» **Consignes**:
a - Dans les paragraphes du texte sur la mort souhaitée qui suivent la ligne de publication, relevez tous les mots qui portent une majuscule sans être en début de phrase.
b - Transcrivez le passage du texte sur la mort souhaitée situé entre « Ça y est, c’est » et « informe, tant pis. », ces deux limites comprises.

» **Extrait du texte**:
:::
Publié le par Cheval fou (Sananes)

Ça y est, c’est décidé, jusqu’à présent je me posais des questions sur l’avenir, je veux dire le Grand Avenir, avec un changement radical. Celui qui appelle à la Sagesse majuscule, celle qui fait que toute protestation est inutile.
La fin des rébellions jusque-là posait problème, mais c’est décidé, je veux mourir en bonne santé, dans mon sommeil. Je ne veux pas de l’accouchement des chrysalides, celles qui mettent des heures à sortir de leur scaphandre. Non, je ne veux pas de longues transitions. Je veux mourir net, court, et de préférence sans m’en rendre compte, et si une fois parti, personne ne m’en informe, tant pis.
L’option, t’es là, clic t’es plus là, me convient parfaitement.
:::
(Enregistrements d'annotations spatiales)

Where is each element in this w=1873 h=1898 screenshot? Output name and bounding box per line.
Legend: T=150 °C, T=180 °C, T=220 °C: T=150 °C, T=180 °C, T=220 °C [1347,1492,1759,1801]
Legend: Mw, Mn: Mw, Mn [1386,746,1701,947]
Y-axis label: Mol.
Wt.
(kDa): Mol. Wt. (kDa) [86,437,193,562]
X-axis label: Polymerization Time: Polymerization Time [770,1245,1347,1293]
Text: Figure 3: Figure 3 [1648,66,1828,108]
:::
» **Réponses**:
a - Grand, Avenir, Sagesse

b -
Ça y est, c’est décidé, jusqu’à présent je me posais des questions sur l’avenir, je veux dire le Grand Avenir, avec un changement radical. Celui qui appelle à la Sagesse majuscule, celle qui fait que toute protestation est inutile.
La fin des rébellions jusque-là posait problème, mais c’est décidé, je veux mourir en bonne santé, dans mon sommeil. Je ne veux pas de l’accouchement des chrysalides, celles qui mettent des heures à sortir de leur scaphandre. Non, je ne veux pas de longues transitions. Je veux mourir net, court, et de préférence sans m’en rendre compte, et si une fois parti, personne ne m’en informe, tant pis.